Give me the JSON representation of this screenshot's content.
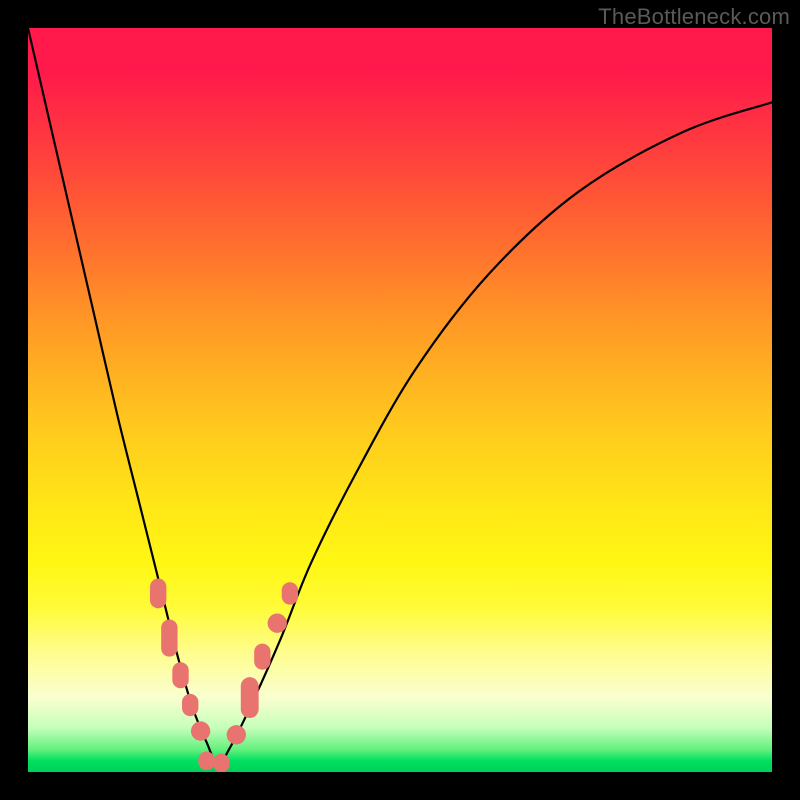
{
  "watermark": "TheBottleneck.com",
  "colors": {
    "bead": "#e9736f",
    "curve": "#000000",
    "frame": "#000000"
  },
  "chart_data": {
    "type": "line",
    "title": "",
    "xlabel": "",
    "ylabel": "",
    "xlim": [
      0,
      100
    ],
    "ylim": [
      0,
      100
    ],
    "grid": false,
    "legend": false,
    "annotations": [
      "TheBottleneck.com"
    ],
    "series": [
      {
        "name": "bottleneck-curve",
        "x": [
          0,
          3,
          6,
          9,
          12,
          15,
          18,
          20,
          22,
          24,
          25.5,
          27,
          30,
          34,
          38,
          44,
          52,
          62,
          74,
          88,
          100
        ],
        "y": [
          100,
          87,
          74,
          61,
          48,
          36,
          24,
          16,
          9,
          4,
          1,
          3,
          9,
          18,
          28,
          40,
          54,
          67,
          78,
          86,
          90
        ]
      }
    ],
    "markers": [
      {
        "name": "bead",
        "shape": "rounded-rect",
        "x": 17.5,
        "y": 24,
        "w": 2.2,
        "h": 4.0
      },
      {
        "name": "bead",
        "shape": "rounded-rect",
        "x": 19.0,
        "y": 18,
        "w": 2.2,
        "h": 5.0
      },
      {
        "name": "bead",
        "shape": "rounded-rect",
        "x": 20.5,
        "y": 13,
        "w": 2.2,
        "h": 3.5
      },
      {
        "name": "bead",
        "shape": "rounded-rect",
        "x": 21.8,
        "y": 9,
        "w": 2.2,
        "h": 3.0
      },
      {
        "name": "bead",
        "shape": "circle",
        "x": 23.2,
        "y": 5.5,
        "r": 1.3
      },
      {
        "name": "bead",
        "shape": "rounded-rect",
        "x": 24.0,
        "y": 1.5,
        "w": 2.2,
        "h": 2.5
      },
      {
        "name": "bead",
        "shape": "rounded-rect",
        "x": 26.0,
        "y": 1.2,
        "w": 2.2,
        "h": 2.5
      },
      {
        "name": "bead",
        "shape": "circle",
        "x": 28.0,
        "y": 5.0,
        "r": 1.3
      },
      {
        "name": "bead",
        "shape": "rounded-rect",
        "x": 29.8,
        "y": 10.0,
        "w": 2.4,
        "h": 5.5
      },
      {
        "name": "bead",
        "shape": "rounded-rect",
        "x": 31.5,
        "y": 15.5,
        "w": 2.2,
        "h": 3.5
      },
      {
        "name": "bead",
        "shape": "circle",
        "x": 33.5,
        "y": 20.0,
        "r": 1.3
      },
      {
        "name": "bead",
        "shape": "rounded-rect",
        "x": 35.2,
        "y": 24.0,
        "w": 2.2,
        "h": 3.0
      }
    ],
    "gradient_stops": [
      {
        "pct": 0,
        "color": "#ff1a4b"
      },
      {
        "pct": 40,
        "color": "#ff9a25"
      },
      {
        "pct": 72,
        "color": "#fff714"
      },
      {
        "pct": 97,
        "color": "#63f07e"
      },
      {
        "pct": 100,
        "color": "#00d058"
      }
    ],
    "minimum_at_x": 25.5
  }
}
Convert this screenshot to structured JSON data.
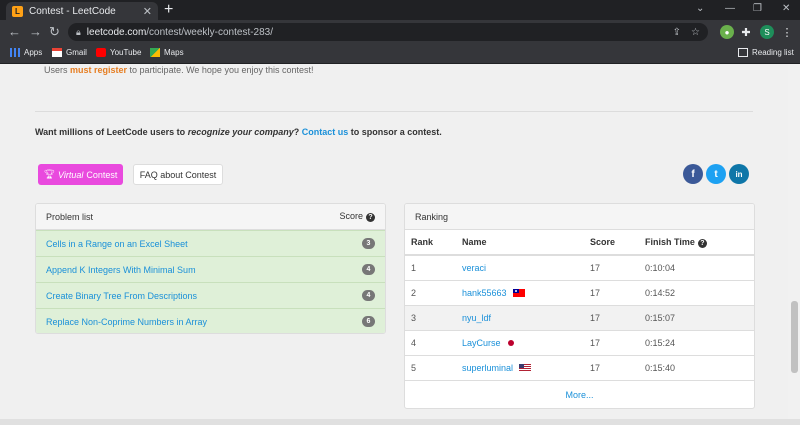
{
  "browser": {
    "tab_title": "Contest - LeetCode",
    "url_host": "leetcode.com",
    "url_path": "/contest/weekly-contest-283/",
    "profile_initial": "S",
    "bookmarks": [
      {
        "label": "Apps",
        "icon": "apps-grid-icon"
      },
      {
        "label": "Gmail",
        "icon": "gmail-icon"
      },
      {
        "label": "YouTube",
        "icon": "youtube-icon"
      },
      {
        "label": "Maps",
        "icon": "maps-icon"
      }
    ],
    "reading_list": "Reading list"
  },
  "intro": {
    "before": "Users ",
    "highlight": "must register",
    "after": " to participate. We hope you enjoy this contest!"
  },
  "sponsor": {
    "before": "Want millions of LeetCode users to ",
    "italic": "recognize your company",
    "mid": "? ",
    "link": "Contact us",
    "after": " to sponsor a contest."
  },
  "buttons": {
    "virtual_italic": "Virtual",
    "virtual_rest": "Contest",
    "faq": "FAQ about Contest"
  },
  "social": {
    "facebook": "f",
    "twitter": "t",
    "linkedin": "in"
  },
  "problem_list": {
    "title": "Problem list",
    "score_header": "Score",
    "items": [
      {
        "name": "Cells in a Range on an Excel Sheet",
        "score": "3"
      },
      {
        "name": "Append K Integers With Minimal Sum",
        "score": "4"
      },
      {
        "name": "Create Binary Tree From Descriptions",
        "score": "4"
      },
      {
        "name": "Replace Non-Coprime Numbers in Array",
        "score": "6"
      }
    ]
  },
  "ranking": {
    "title": "Ranking",
    "headers": {
      "rank": "Rank",
      "name": "Name",
      "score": "Score",
      "finish": "Finish Time"
    },
    "rows": [
      {
        "rank": "1",
        "name": "veraci",
        "score": "17",
        "finish": "0:10:04",
        "flag": ""
      },
      {
        "rank": "2",
        "name": "hank55663",
        "score": "17",
        "finish": "0:14:52",
        "flag": "taiwan-flag-icon"
      },
      {
        "rank": "3",
        "name": "nyu_ldf",
        "score": "17",
        "finish": "0:15:07",
        "flag": ""
      },
      {
        "rank": "4",
        "name": "LayCurse",
        "score": "17",
        "finish": "0:15:24",
        "flag": "japan-flag-icon"
      },
      {
        "rank": "5",
        "name": "superluminal",
        "score": "17",
        "finish": "0:15:40",
        "flag": "usa-flag-icon"
      }
    ],
    "more": "More..."
  },
  "colors": {
    "accent_link": "#1a90d9",
    "virtual_button": "#e94ade",
    "register": "#e67e22",
    "solved_row": "#dff0d8"
  }
}
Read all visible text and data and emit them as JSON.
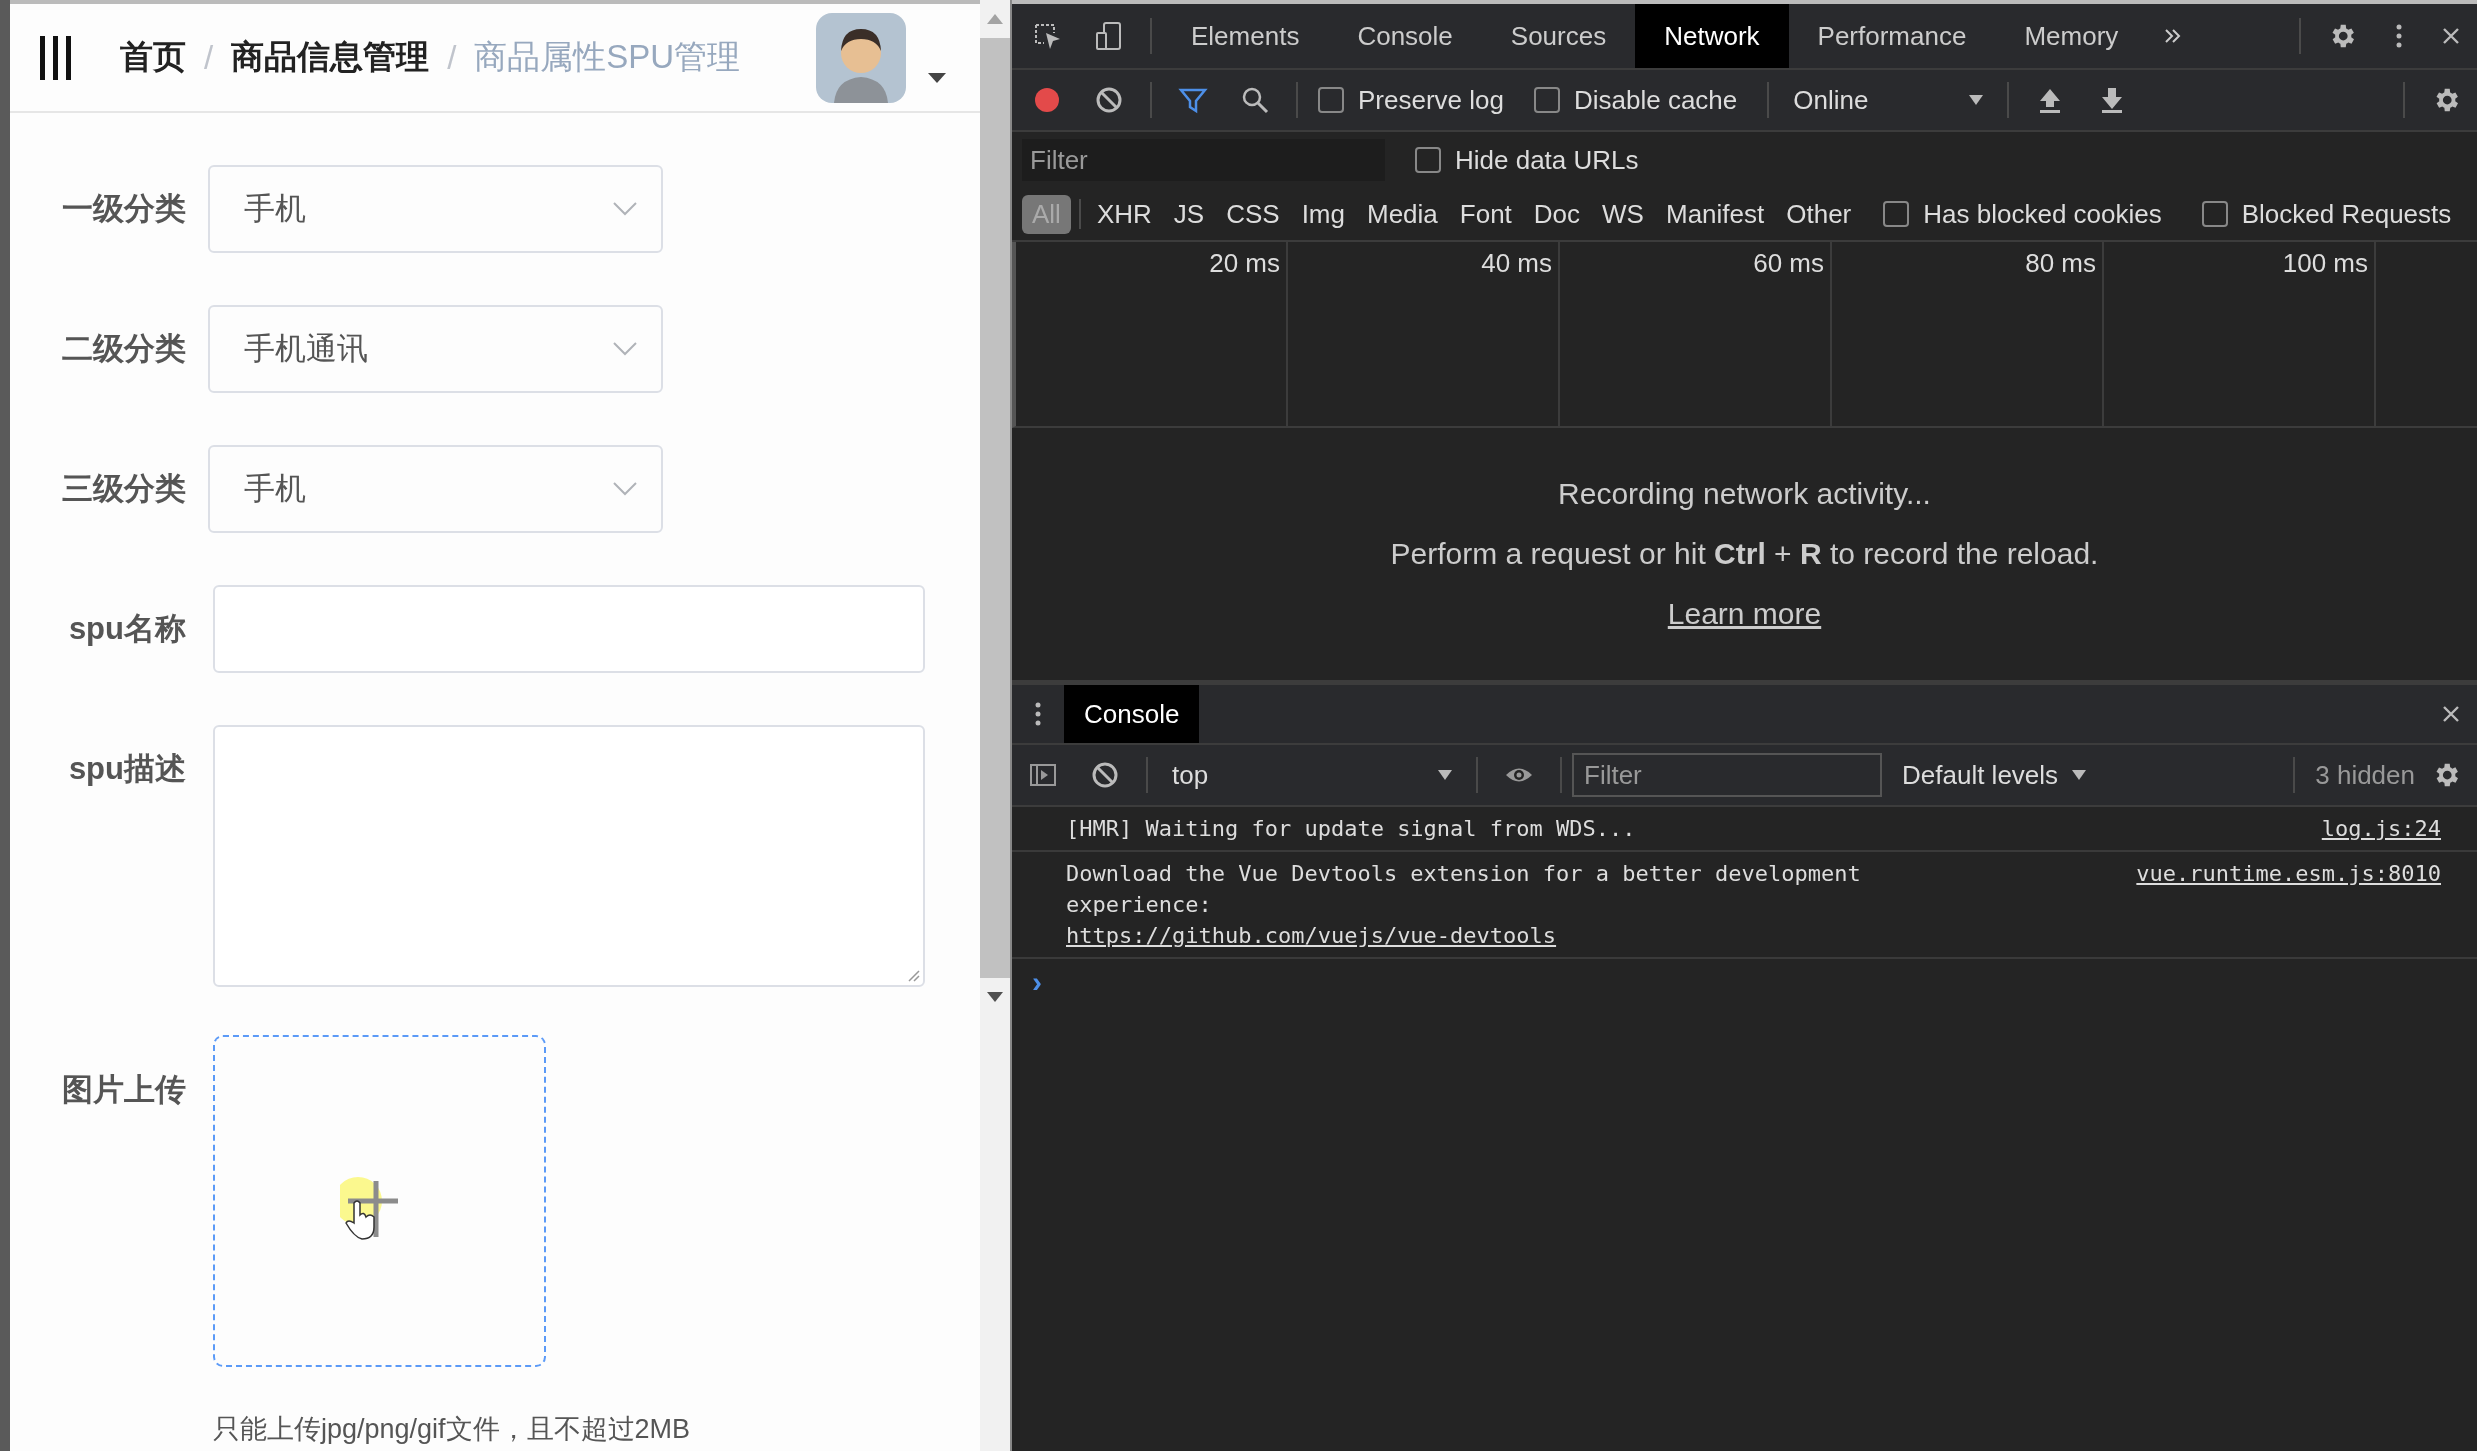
{
  "app": {
    "breadcrumb_separator": "/",
    "breadcrumb": [
      {
        "label": "首页",
        "current": false
      },
      {
        "label": "商品信息管理",
        "current": false
      },
      {
        "label": "商品属性SPU管理",
        "current": true
      }
    ],
    "form": [
      {
        "kind": "select",
        "label": "一级分类",
        "value": "手机"
      },
      {
        "kind": "select",
        "label": "二级分类",
        "value": "手机通讯"
      },
      {
        "kind": "select",
        "label": "三级分类",
        "value": "手机"
      },
      {
        "kind": "input",
        "label": "spu名称"
      },
      {
        "kind": "textarea",
        "label": "spu描述"
      },
      {
        "kind": "upload",
        "label": "图片上传",
        "hint": "只能上传jpg/png/gif文件，且不超过2MB"
      }
    ]
  },
  "devtools": {
    "tabs": [
      {
        "label": "Elements",
        "selected": false
      },
      {
        "label": "Console",
        "selected": false
      },
      {
        "label": "Sources",
        "selected": false
      },
      {
        "label": "Network",
        "selected": true
      },
      {
        "label": "Performance",
        "selected": false
      },
      {
        "label": "Memory",
        "selected": false
      }
    ],
    "toolbar": {
      "recording": true,
      "options": [
        {
          "label": "Preserve log",
          "checked": false
        },
        {
          "label": "Disable cache",
          "checked": false
        }
      ],
      "throttling": "Online"
    },
    "filter": {
      "placeholder": "Filter"
    },
    "hide_data_urls": {
      "label": "Hide data URLs",
      "checked": false
    },
    "types": [
      {
        "label": "All",
        "selected": true
      },
      {
        "label": "XHR",
        "selected": false
      },
      {
        "label": "JS",
        "selected": false
      },
      {
        "label": "CSS",
        "selected": false
      },
      {
        "label": "Img",
        "selected": false
      },
      {
        "label": "Media",
        "selected": false
      },
      {
        "label": "Font",
        "selected": false
      },
      {
        "label": "Doc",
        "selected": false
      },
      {
        "label": "WS",
        "selected": false
      },
      {
        "label": "Manifest",
        "selected": false
      },
      {
        "label": "Other",
        "selected": false
      }
    ],
    "type_options": [
      {
        "label": "Has blocked cookies",
        "checked": false
      },
      {
        "label": "Blocked Requests",
        "checked": false
      }
    ],
    "timeline_ticks": [
      "20 ms",
      "40 ms",
      "60 ms",
      "80 ms",
      "100 ms"
    ],
    "empty": {
      "title": "Recording network activity...",
      "hint": "Perform a request or hit **Ctrl** + **R** to record the reload.",
      "link": "Learn more"
    },
    "drawer": {
      "tabs": [
        {
          "label": "Console",
          "selected": true
        }
      ],
      "context": "top",
      "filter": {
        "placeholder": "Filter"
      },
      "levels": "Default levels",
      "hidden": "3 hidden",
      "messages": [
        {
          "text": "[HMR] Waiting for update signal from WDS...",
          "source": "log.js:24"
        },
        {
          "text": "Download the Vue Devtools extension for a better development experience:",
          "link": "https://github.com/vuejs/vue-devtools",
          "source": "vue.runtime.esm.js:8010"
        }
      ],
      "prompt": "›"
    }
  }
}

-------

• **What the task requires**:
How many lines of the listing include the string "after"? Answer with the number alone.

• **Completed exercise**:
2